++++ EXTRACTED RECORDS ++++

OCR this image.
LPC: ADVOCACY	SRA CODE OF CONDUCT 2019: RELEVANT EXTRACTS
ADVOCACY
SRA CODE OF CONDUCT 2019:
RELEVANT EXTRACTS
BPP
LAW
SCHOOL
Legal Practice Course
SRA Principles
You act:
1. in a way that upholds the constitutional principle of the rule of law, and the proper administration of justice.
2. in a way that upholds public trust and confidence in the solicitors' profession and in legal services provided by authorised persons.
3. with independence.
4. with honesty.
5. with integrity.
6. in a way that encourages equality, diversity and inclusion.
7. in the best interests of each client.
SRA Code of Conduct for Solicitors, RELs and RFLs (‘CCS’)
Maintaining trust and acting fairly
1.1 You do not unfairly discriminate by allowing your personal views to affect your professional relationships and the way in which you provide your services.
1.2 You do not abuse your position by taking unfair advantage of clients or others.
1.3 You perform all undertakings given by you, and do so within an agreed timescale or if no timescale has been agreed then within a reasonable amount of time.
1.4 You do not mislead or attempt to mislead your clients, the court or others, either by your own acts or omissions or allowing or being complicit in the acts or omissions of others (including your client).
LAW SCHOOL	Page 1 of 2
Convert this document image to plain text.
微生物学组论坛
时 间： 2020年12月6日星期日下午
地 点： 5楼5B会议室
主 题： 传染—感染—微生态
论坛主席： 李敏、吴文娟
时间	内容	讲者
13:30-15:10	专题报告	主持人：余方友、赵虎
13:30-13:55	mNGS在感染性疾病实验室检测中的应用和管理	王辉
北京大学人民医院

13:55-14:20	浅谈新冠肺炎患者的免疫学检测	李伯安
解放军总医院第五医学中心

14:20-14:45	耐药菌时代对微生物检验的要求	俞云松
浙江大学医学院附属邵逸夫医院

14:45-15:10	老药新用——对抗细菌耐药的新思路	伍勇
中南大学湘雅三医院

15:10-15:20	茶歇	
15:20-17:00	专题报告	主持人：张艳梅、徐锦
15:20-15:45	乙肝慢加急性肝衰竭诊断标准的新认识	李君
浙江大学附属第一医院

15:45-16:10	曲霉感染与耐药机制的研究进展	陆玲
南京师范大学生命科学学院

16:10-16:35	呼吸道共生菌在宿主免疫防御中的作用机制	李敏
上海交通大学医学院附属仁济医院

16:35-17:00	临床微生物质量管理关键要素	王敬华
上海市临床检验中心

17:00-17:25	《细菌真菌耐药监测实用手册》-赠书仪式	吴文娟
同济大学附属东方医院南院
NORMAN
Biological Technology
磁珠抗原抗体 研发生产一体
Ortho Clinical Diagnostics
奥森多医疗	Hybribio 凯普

++++

THE TASK>
Among the lines of the data above, determine how many contain the word "that". Report the number alone.

RESPONSE TO THE TASK>
3